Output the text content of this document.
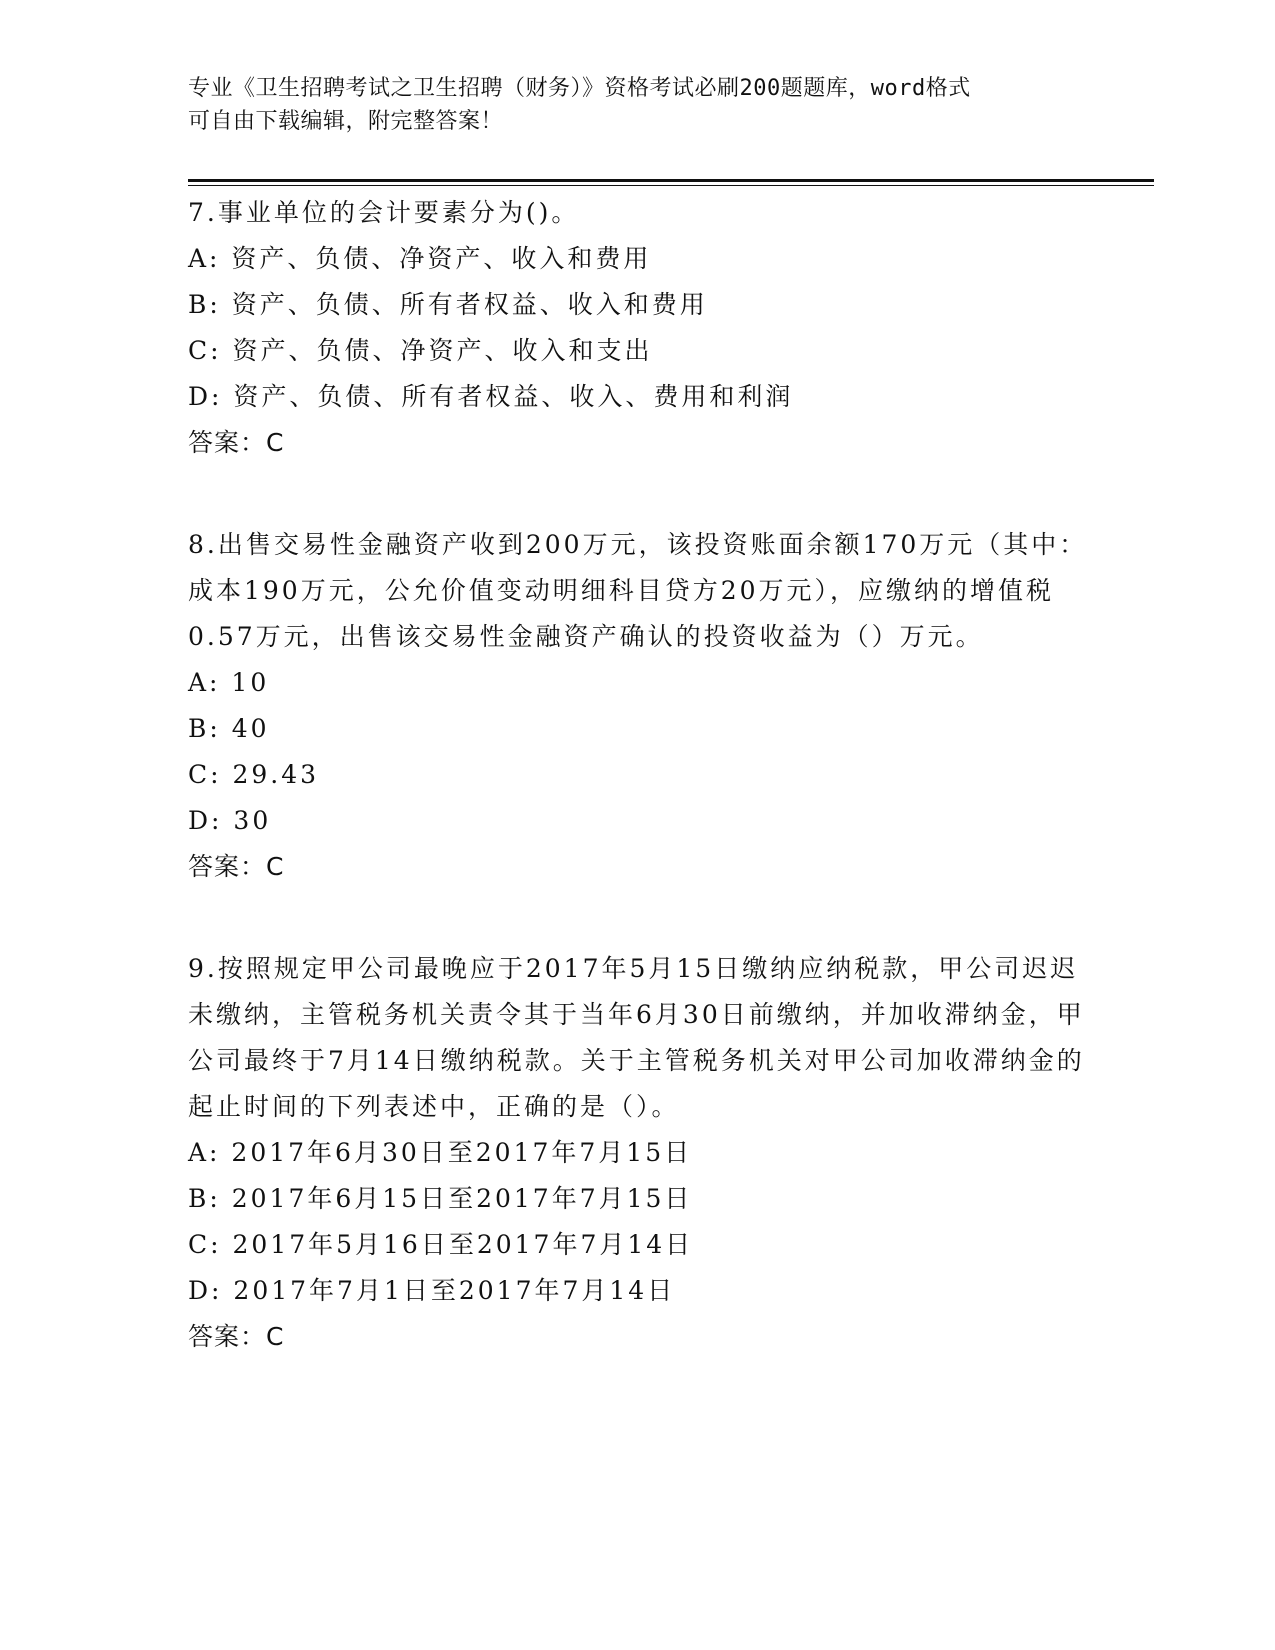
专业《卫生招聘考试之卫生招聘（财务）》资格考试必刷200题题库，word格式
可自由下载编辑，附完整答案！
7.事业单位的会计要素分为()。
A: 资产、负债、净资产、收入和费用
B: 资产、负债、所有者权益、收入和费用
C: 资产、负债、净资产、收入和支出
D: 资产、负债、所有者权益、收入、费用和利润
答案：C
8.出售交易性金融资产收到200万元，该投资账面余额170万元（其中：成本190万元，公允价值变动明细科目贷方20万元），应缴纳的增值税0.57万元，出售该交易性金融资产确认的投资收益为（）万元。
A: 10
B: 40
C: 29.43
D: 30
答案：C
9.按照规定甲公司最晚应于2017年5月15日缴纳应纳税款，甲公司迟迟未缴纳，主管税务机关责令其于当年6月30日前缴纳，并加收滞纳金，甲公司最终于7月14日缴纳税款。关于主管税务机关对甲公司加收滞纳金的起止时间的下列表述中，正确的是（）。
A: 2017年6月30日至2017年7月15日
B: 2017年6月15日至2017年7月15日
C: 2017年5月16日至2017年7月14日
D: 2017年7月1日至2017年7月14日
答案：C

━━━

**TASK TO COMPLETE:**
Every line of the data should be copied as it stands, without the images.

**WORKED ANSWER:**
Output the text content of this document.
专业《卫生招聘考试之卫生招聘（财务）》资格考试必刷200题题库，word格式
可自由下载编辑，附完整答案！
7.事业单位的会计要素分为()。
A: 资产、负债、净资产、收入和费用
B: 资产、负债、所有者权益、收入和费用
C: 资产、负债、净资产、收入和支出
D: 资产、负债、所有者权益、收入、费用和利润
答案：C
8.出售交易性金融资产收到200万元，该投资账面余额170万元（其中：成本190万元，公允价值变动明细科目贷方20万元），应缴纳的增值税0.57万元，出售该交易性金融资产确认的投资收益为（）万元。
A: 10
B: 40
C: 29.43
D: 30
答案：C
9.按照规定甲公司最晚应于2017年5月15日缴纳应纳税款，甲公司迟迟未缴纳，主管税务机关责令其于当年6月30日前缴纳，并加收滞纳金，甲公司最终于7月14日缴纳税款。关于主管税务机关对甲公司加收滞纳金的起止时间的下列表述中，正确的是（）。
A: 2017年6月30日至2017年7月15日
B: 2017年6月15日至2017年7月15日
C: 2017年5月16日至2017年7月14日
D: 2017年7月1日至2017年7月14日
答案：C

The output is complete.